— BEGIN Records —
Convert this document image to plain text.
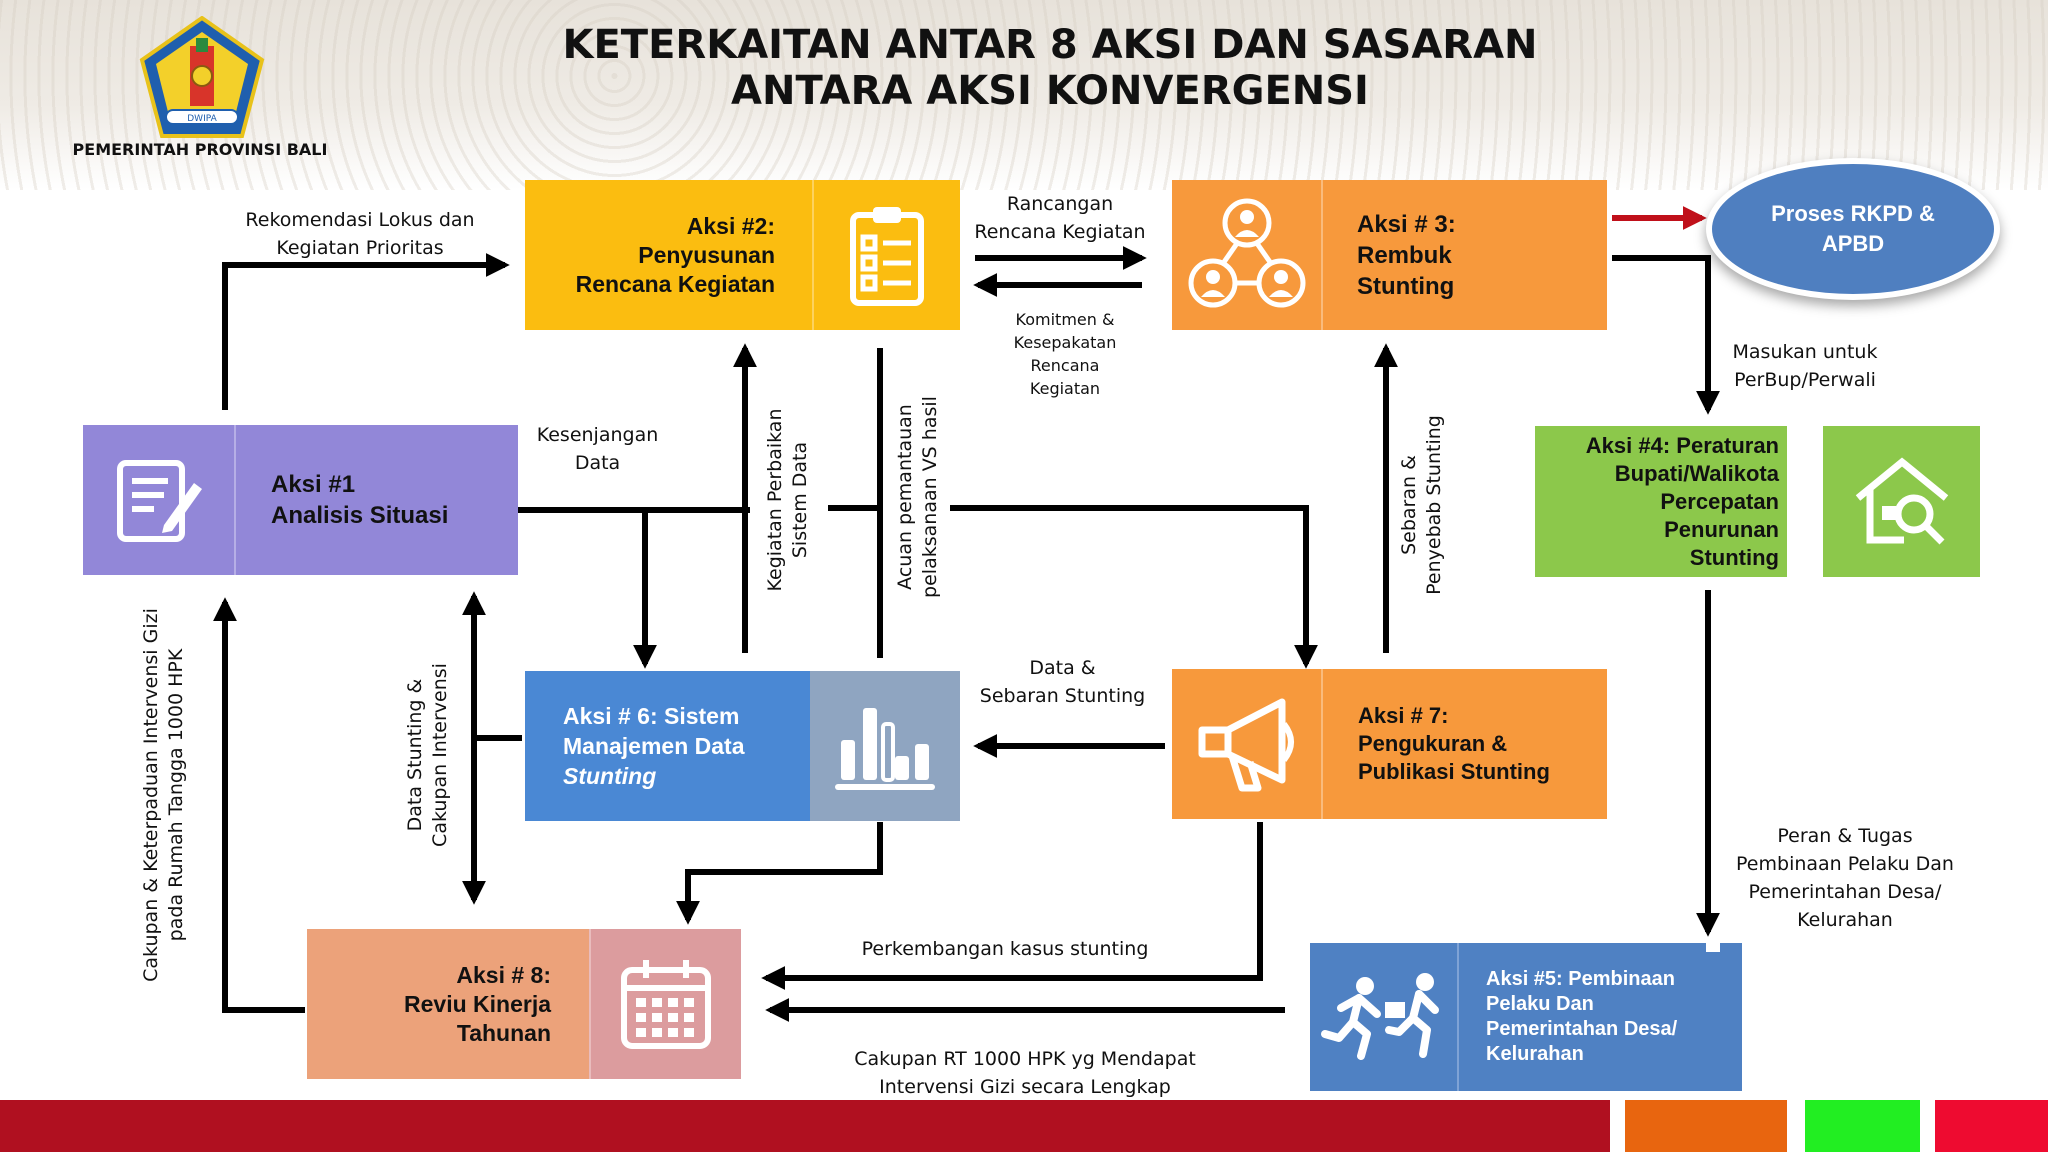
DWIPA
PEMERINTAH PROVINSI BALI
KETERKAITAN ANTAR 8 AKSI DAN SASARAN
ANTARA AKSI KONVERGENSI
Aksi #1
Analisis Situasi
Aksi #2:
Penyusunan
Rencana Kegiatan
Aksi # 3:
Rembuk
Stunting
Aksi #4: Peraturan
Bupati/Walikota
Percepatan
Penurunan
Stunting
Aksi #5: Pembinaan
Pelaku Dan
Pemerintahan Desa/
Kelurahan
Aksi # 6: Sistem
Manajemen Data
Stunting
Aksi # 7:
Pengukuran &
Publikasi Stunting
Aksi # 8:
Reviu Kinerja
Tahunan
Proses RKPD &
APBD
Rekomendasi Lokus dan
Kegiatan Prioritas
Rancangan
Rencana Kegiatan
Komitmen &
Kesepakatan
Rencana
Kegiatan
Masukan untuk
PerBup/Perwali
Kesenjangan
Data
Data &
Sebaran Stunting
Peran & Tugas
Pembinaan Pelaku Dan
Pemerintahan Desa/
Kelurahan
Perkembangan kasus stunting
Cakupan RT 1000 HPK yg Mendapat
Intervensi Gizi secara Lengkap
Kegiatan Perbaikan Sistem Data	Acuan pemantauan pelaksanaan VS hasil	Sebaran & Penyebab Stunting
Data Stunting & Cakupan Intervensi
Cakupan & Keterpaduan Intervensi Gizi pada Rumah Tangga 1000 HPK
— END Records —
> _Instruction_
Reproduce the whole listing word for word, setting aside any pictures.

> _Task output_
Convert this document image to plain text.
DWIPA
PEMERINTAH PROVINSI BALI
KETERKAITAN ANTAR 8 AKSI DAN SASARAN
ANTARA AKSI KONVERGENSI
Aksi #1
Analisis Situasi
Aksi #2:
Penyusunan
Rencana Kegiatan
Aksi # 3:
Rembuk
Stunting
Aksi #4: Peraturan
Bupati/Walikota
Percepatan
Penurunan
Stunting
Aksi #5: Pembinaan
Pelaku Dan
Pemerintahan Desa/
Kelurahan
Aksi # 6: Sistem
Manajemen Data
Stunting
Aksi # 7:
Pengukuran &
Publikasi Stunting
Aksi # 8:
Reviu Kinerja
Tahunan
Proses RKPD &
APBD
Rekomendasi Lokus dan
Kegiatan Prioritas
Rancangan
Rencana Kegiatan
Komitmen &
Kesepakatan
Rencana
Kegiatan
Masukan untuk
PerBup/Perwali
Kesenjangan
Data
Data &
Sebaran Stunting
Peran & Tugas
Pembinaan Pelaku Dan
Pemerintahan Desa/
Kelurahan
Perkembangan kasus stunting
Cakupan RT 1000 HPK yg Mendapat
Intervensi Gizi secara Lengkap
Kegiatan Perbaikan Sistem Data	Acuan pemantauan pelaksanaan VS hasil	Sebaran & Penyebab Stunting
Data Stunting & Cakupan Intervensi
Cakupan & Keterpaduan Intervensi Gizi pada Rumah Tangga 1000 HPK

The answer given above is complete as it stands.